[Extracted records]
+ + + + + + +
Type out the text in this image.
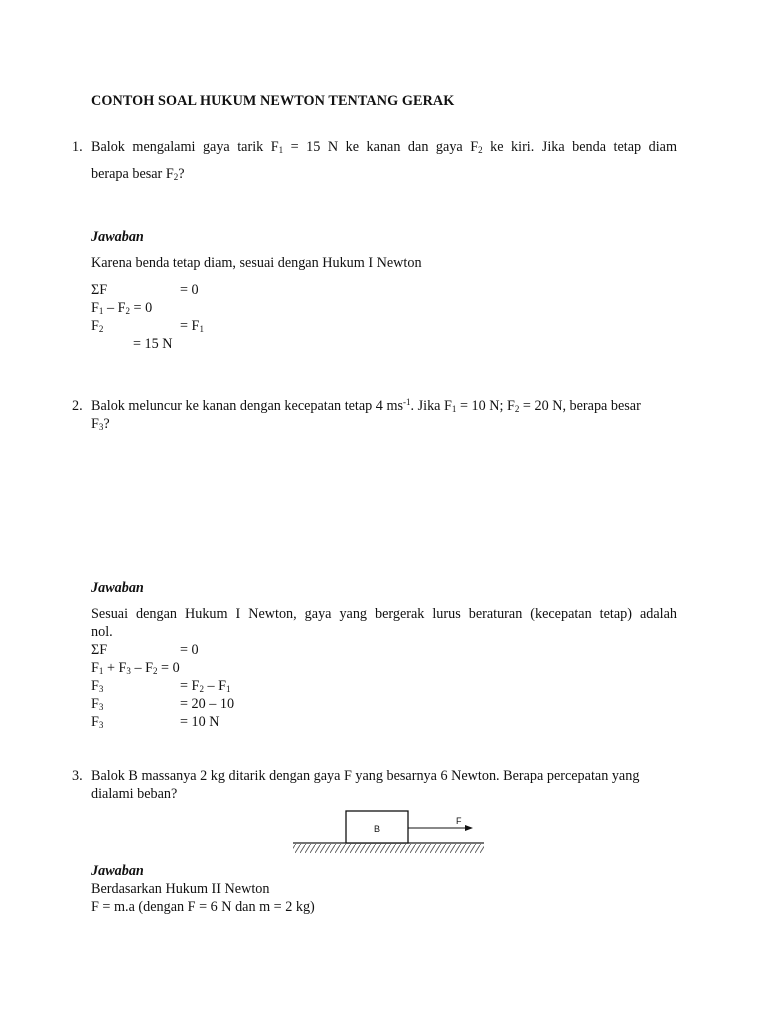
CONTOH SOAL HUKUM NEWTON TENTANG GERAK
1. Balok mengalami gaya tarik $F_1 = 15$ N ke kanan dan gaya $F_2$ ke kiri. Jika benda tetap diam
berapa besar $F_2$?
Jawaban
Karena benda tetap diam, sesuai dengan Hukum I Newton
ΣF	= 0
$F_1 - F_2 = 0$
$F_2$	= $F_1$
= 15 N
2. Balok meluncur ke kanan dengan kecepatan tetap 4 $ms^{-1}$. Jika $F_1 = 10$ N; $F_2 = 20$ N, berapa besar
$F_3$?
Jawaban
Sesuai dengan Hukum I Newton, gaya yang bergerak lurus beraturan (kecepatan tetap) adalah
nol.
ΣF	= 0
$F_1 + F_3 - F_2 = 0$
$F_3$	= $F_2 - F_1$
$F_3$	= 20 – 10
$F_3$	= 10 N
3. Balok B massanya 2 kg ditarik dengan gaya F yang besarnya 6 Newton. Berapa percepatan yang
dialami beban?
B
F
Jawaban
Berdasarkan Hukum II Newton
F = m.a (dengan F = 6 N dan m = 2 kg)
+ + + + + + +
TASK TO COMPLETE - Select all lines with the word "diam" from the entries above.

RESPONSE -
1. Balok mengalami gaya tarik $F_1 = 15$ N ke kanan dan gaya $F_2$ ke kiri. Jika benda tetap diam
Karena benda tetap diam, sesuai dengan Hukum I Newton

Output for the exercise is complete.